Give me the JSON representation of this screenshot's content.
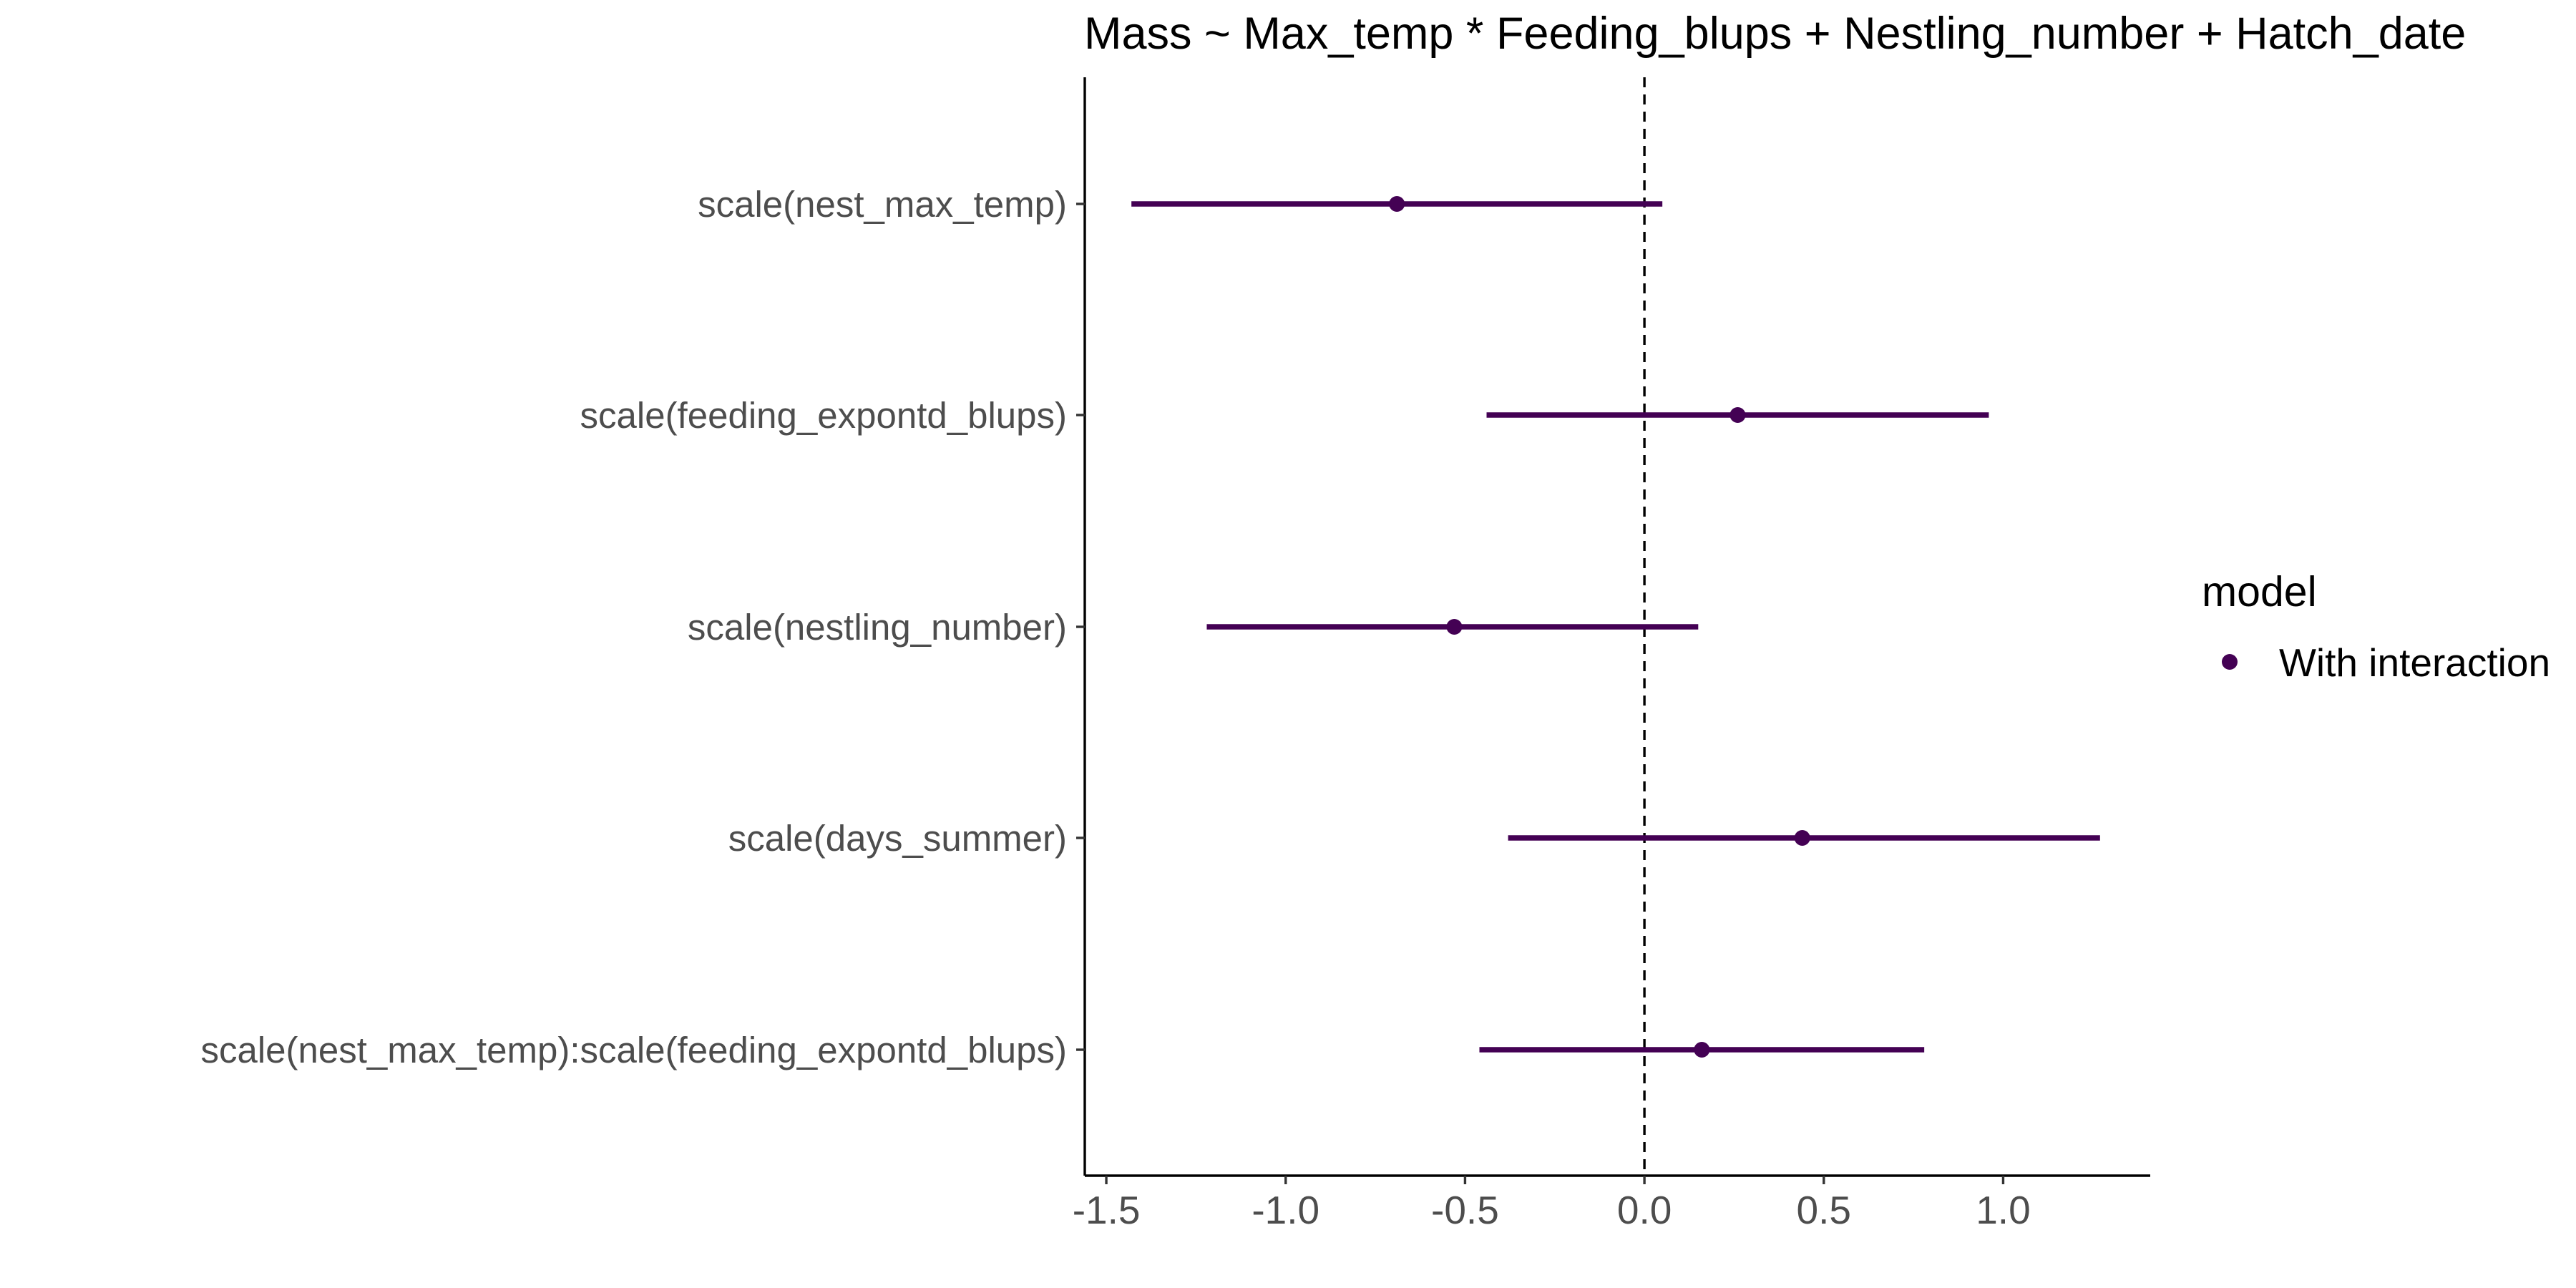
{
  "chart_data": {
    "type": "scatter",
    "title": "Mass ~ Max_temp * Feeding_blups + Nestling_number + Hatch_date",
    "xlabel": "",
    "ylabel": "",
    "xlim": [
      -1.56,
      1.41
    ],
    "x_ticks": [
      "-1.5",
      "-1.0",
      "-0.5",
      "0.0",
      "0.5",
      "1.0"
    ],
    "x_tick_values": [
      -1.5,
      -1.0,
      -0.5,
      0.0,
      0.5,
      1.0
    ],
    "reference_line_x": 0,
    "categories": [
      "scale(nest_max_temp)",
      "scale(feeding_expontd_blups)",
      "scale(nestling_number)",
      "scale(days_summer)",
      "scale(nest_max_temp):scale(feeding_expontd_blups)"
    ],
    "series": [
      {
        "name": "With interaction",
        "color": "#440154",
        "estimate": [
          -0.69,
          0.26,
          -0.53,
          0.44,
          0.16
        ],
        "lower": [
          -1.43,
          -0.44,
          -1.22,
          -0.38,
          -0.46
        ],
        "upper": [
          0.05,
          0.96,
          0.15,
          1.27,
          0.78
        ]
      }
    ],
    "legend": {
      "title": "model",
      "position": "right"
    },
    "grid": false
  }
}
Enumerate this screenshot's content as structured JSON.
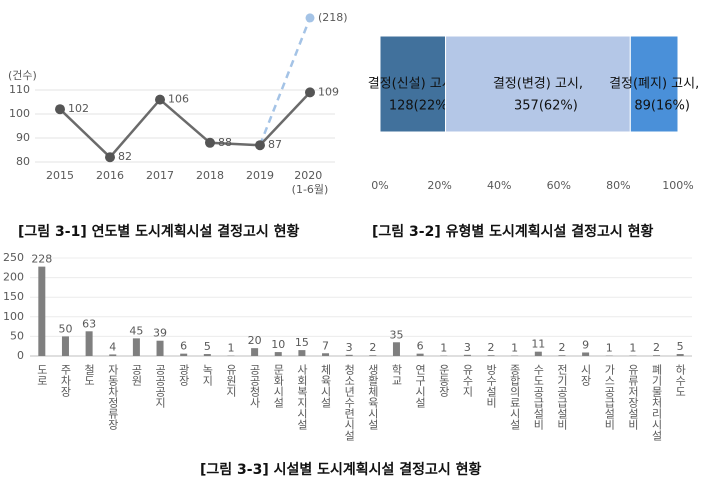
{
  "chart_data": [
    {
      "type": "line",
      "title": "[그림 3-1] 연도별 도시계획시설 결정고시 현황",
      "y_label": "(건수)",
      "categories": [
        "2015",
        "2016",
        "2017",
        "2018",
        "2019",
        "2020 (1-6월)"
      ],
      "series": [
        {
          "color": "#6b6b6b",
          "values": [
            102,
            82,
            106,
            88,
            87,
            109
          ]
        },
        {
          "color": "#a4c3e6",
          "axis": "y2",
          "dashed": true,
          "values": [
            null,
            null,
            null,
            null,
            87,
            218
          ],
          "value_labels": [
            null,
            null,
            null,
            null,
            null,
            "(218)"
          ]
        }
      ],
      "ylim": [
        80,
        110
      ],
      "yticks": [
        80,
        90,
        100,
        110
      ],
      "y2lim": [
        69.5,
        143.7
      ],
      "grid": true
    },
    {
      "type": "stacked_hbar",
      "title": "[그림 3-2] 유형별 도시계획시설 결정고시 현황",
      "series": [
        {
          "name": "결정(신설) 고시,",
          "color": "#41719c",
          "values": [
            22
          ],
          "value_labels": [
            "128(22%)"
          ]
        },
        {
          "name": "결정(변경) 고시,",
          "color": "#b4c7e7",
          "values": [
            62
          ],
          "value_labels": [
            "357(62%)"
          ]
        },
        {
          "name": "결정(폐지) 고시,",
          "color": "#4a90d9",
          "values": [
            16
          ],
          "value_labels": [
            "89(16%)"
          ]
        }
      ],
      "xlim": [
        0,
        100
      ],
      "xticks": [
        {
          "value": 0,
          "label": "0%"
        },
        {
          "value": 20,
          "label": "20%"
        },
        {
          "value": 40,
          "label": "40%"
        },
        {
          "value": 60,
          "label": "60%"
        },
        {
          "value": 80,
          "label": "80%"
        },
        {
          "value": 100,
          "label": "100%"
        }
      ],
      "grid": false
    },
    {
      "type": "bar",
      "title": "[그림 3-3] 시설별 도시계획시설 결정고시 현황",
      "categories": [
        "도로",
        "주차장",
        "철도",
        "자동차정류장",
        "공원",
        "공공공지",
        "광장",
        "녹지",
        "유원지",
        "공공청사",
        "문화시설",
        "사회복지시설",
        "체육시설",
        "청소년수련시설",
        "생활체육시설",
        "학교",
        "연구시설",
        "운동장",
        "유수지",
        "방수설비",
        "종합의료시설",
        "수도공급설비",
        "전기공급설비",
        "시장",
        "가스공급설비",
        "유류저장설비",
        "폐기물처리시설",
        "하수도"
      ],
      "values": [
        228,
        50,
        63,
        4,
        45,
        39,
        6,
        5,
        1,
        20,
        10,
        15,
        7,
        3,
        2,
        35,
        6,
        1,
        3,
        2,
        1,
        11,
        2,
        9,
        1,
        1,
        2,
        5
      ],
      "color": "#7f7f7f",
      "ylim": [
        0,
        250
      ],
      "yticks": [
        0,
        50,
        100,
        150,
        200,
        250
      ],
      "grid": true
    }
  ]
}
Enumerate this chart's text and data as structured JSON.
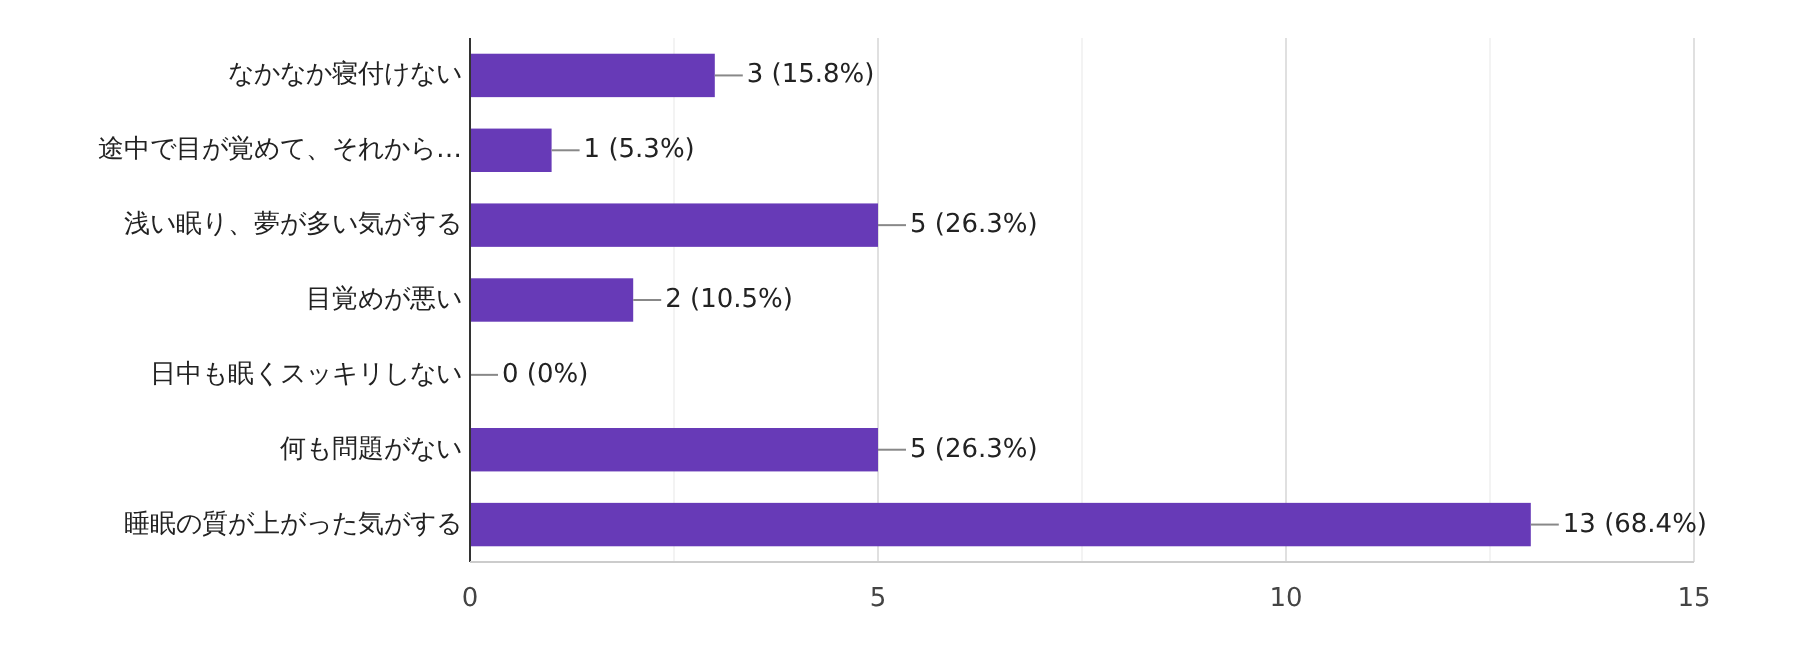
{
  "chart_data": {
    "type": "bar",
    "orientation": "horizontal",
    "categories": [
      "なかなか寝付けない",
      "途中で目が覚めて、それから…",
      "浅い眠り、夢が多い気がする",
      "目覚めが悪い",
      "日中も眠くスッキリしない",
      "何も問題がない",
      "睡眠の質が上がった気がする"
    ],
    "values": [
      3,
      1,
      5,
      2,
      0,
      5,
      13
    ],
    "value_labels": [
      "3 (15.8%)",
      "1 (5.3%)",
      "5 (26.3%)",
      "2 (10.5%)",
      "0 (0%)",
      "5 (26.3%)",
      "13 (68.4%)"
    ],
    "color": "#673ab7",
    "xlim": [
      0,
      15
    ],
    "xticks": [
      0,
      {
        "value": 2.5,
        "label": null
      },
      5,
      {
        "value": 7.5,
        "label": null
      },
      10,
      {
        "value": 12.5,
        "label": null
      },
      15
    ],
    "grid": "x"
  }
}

——

Reproduce the entries above exactly. Do not include the images.

Exercise output
Give me the JSON representation of this screenshot's content.
{
  "chart_data": {
    "type": "scatter",
    "title": "Mass ~ Max_temp * Feeding_blups + Nestling_number + Hatch_date",
    "xlabel": "",
    "ylabel": "",
    "xlim": [
      -1.56,
      1.41
    ],
    "x_ticks": [
      "-1.5",
      "-1.0",
      "-0.5",
      "0.0",
      "0.5",
      "1.0"
    ],
    "x_tick_values": [
      -1.5,
      -1.0,
      -0.5,
      0.0,
      0.5,
      1.0
    ],
    "reference_line_x": 0,
    "categories": [
      "scale(nest_max_temp)",
      "scale(feeding_expontd_blups)",
      "scale(nestling_number)",
      "scale(days_summer)",
      "scale(nest_max_temp):scale(feeding_expontd_blups)"
    ],
    "series": [
      {
        "name": "With interaction",
        "color": "#440154",
        "estimate": [
          -0.69,
          0.26,
          -0.53,
          0.44,
          0.16
        ],
        "lower": [
          -1.43,
          -0.44,
          -1.22,
          -0.38,
          -0.46
        ],
        "upper": [
          0.05,
          0.96,
          0.15,
          1.27,
          0.78
        ]
      }
    ],
    "legend": {
      "title": "model",
      "position": "right"
    },
    "grid": false
  }
}
Enumerate this screenshot's content as structured JSON.
{
  "chart_data": [
    {
      "type": "line",
      "title": "[그림 3-1] 연도별 도시계획시설 결정고시 현황",
      "y_label": "(건수)",
      "categories": [
        "2015",
        "2016",
        "2017",
        "2018",
        "2019",
        "2020 (1-6월)"
      ],
      "series": [
        {
          "color": "#6b6b6b",
          "values": [
            102,
            82,
            106,
            88,
            87,
            109
          ]
        },
        {
          "color": "#a4c3e6",
          "axis": "y2",
          "dashed": true,
          "values": [
            null,
            null,
            null,
            null,
            87,
            218
          ],
          "value_labels": [
            null,
            null,
            null,
            null,
            null,
            "(218)"
          ]
        }
      ],
      "ylim": [
        80,
        110
      ],
      "yticks": [
        80,
        90,
        100,
        110
      ],
      "y2lim": [
        69.5,
        143.7
      ],
      "grid": true
    },
    {
      "type": "stacked_hbar",
      "title": "[그림 3-2] 유형별 도시계획시설 결정고시 현황",
      "series": [
        {
          "name": "결정(신설) 고시,",
          "color": "#41719c",
          "values": [
            22
          ],
          "value_labels": [
            "128(22%)"
          ]
        },
        {
          "name": "결정(변경) 고시,",
          "color": "#b4c7e7",
          "values": [
            62
          ],
          "value_labels": [
            "357(62%)"
          ]
        },
        {
          "name": "결정(폐지) 고시,",
          "color": "#4a90d9",
          "values": [
            16
          ],
          "value_labels": [
            "89(16%)"
          ]
        }
      ],
      "xlim": [
        0,
        100
      ],
      "xticks": [
        {
          "value": 0,
          "label": "0%"
        },
        {
          "value": 20,
          "label": "20%"
        },
        {
          "value": 40,
          "label": "40%"
        },
        {
          "value": 60,
          "label": "60%"
        },
        {
          "value": 80,
          "label": "80%"
        },
        {
          "value": 100,
          "label": "100%"
        }
      ],
      "grid": false
    },
    {
      "type": "bar",
      "title": "[그림 3-3] 시설별 도시계획시설 결정고시 현황",
      "categories": [
        "도로",
        "주차장",
        "철도",
        "자동차정류장",
        "공원",
        "공공공지",
        "광장",
        "녹지",
        "유원지",
        "공공청사",
        "문화시설",
        "사회복지시설",
        "체육시설",
        "청소년수련시설",
        "생활체육시설",
        "학교",
        "연구시설",
        "운동장",
        "유수지",
        "방수설비",
        "종합의료시설",
        "수도공급설비",
        "전기공급설비",
        "시장",
        "가스공급설비",
        "유류저장설비",
        "폐기물처리시설",
        "하수도"
      ],
      "values": [
        228,
        50,
        63,
        4,
        45,
        39,
        6,
        5,
        1,
        20,
        10,
        15,
        7,
        3,
        2,
        35,
        6,
        1,
        3,
        2,
        1,
        11,
        2,
        9,
        1,
        1,
        2,
        5
      ],
      "color": "#7f7f7f",
      "ylim": [
        0,
        250
      ],
      "yticks": [
        0,
        50,
        100,
        150,
        200,
        250
      ],
      "grid": true
    }
  ]
}
Enumerate this chart's text and data as structured JSON.
{
  "chart_data": {
    "type": "bar",
    "orientation": "horizontal",
    "categories": [
      "なかなか寝付けない",
      "途中で目が覚めて、それから…",
      "浅い眠り、夢が多い気がする",
      "目覚めが悪い",
      "日中も眠くスッキリしない",
      "何も問題がない",
      "睡眠の質が上がった気がする"
    ],
    "values": [
      3,
      1,
      5,
      2,
      0,
      5,
      13
    ],
    "value_labels": [
      "3 (15.8%)",
      "1 (5.3%)",
      "5 (26.3%)",
      "2 (10.5%)",
      "0 (0%)",
      "5 (26.3%)",
      "13 (68.4%)"
    ],
    "color": "#673ab7",
    "xlim": [
      0,
      15
    ],
    "xticks": [
      0,
      {
        "value": 2.5,
        "label": null
      },
      5,
      {
        "value": 7.5,
        "label": null
      },
      10,
      {
        "value": 12.5,
        "label": null
      },
      15
    ],
    "grid": "x"
  }
}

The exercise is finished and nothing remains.